REQUIRED WORK
Filter these entries, keeping only lines that hold the word "zona".

== ITEMS ==

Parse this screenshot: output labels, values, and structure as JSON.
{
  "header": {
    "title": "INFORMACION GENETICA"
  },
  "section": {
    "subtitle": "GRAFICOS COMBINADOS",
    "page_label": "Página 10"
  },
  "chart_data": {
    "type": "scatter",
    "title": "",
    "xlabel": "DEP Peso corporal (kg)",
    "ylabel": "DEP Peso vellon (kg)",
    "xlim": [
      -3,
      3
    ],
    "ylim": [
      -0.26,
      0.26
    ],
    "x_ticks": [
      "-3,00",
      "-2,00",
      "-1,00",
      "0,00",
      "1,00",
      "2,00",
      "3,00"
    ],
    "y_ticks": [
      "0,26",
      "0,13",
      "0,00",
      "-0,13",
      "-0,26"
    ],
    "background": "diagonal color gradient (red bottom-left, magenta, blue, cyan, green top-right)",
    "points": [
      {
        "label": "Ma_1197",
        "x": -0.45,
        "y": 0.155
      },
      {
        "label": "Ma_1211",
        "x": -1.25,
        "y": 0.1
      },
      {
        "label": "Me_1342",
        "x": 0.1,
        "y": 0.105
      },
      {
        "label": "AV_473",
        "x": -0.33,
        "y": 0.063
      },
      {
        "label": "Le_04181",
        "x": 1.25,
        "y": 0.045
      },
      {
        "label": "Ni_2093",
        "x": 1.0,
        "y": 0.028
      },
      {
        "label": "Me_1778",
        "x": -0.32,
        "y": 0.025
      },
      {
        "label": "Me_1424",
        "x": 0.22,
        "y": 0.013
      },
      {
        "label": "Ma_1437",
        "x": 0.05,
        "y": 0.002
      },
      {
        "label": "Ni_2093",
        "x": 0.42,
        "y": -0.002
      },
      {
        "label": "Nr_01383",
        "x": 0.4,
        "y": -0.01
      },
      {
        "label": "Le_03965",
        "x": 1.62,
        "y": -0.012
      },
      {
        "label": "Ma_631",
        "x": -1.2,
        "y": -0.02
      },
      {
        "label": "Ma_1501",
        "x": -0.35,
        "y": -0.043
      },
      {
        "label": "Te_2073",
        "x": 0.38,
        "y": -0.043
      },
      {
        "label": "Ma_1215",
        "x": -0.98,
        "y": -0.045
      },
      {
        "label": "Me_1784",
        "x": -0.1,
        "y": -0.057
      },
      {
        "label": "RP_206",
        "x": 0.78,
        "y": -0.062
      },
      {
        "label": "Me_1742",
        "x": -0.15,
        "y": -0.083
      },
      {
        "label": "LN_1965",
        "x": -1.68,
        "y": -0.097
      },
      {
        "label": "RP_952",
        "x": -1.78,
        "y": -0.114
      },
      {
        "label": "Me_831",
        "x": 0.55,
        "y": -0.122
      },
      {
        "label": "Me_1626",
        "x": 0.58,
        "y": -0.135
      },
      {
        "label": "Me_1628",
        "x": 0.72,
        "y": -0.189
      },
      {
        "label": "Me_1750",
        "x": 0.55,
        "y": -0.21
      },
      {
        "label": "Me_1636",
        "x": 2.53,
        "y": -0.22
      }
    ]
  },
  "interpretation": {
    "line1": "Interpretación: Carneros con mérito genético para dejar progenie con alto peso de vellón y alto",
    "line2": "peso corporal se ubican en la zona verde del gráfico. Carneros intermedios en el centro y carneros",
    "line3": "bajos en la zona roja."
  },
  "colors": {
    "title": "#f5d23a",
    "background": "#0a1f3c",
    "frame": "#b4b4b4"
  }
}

===

RESULT
    "line2": "peso corporal se ubican en la zona verde del gráfico. Carneros intermedios en el centro y carneros",
    "line3": "bajos en la zona roja."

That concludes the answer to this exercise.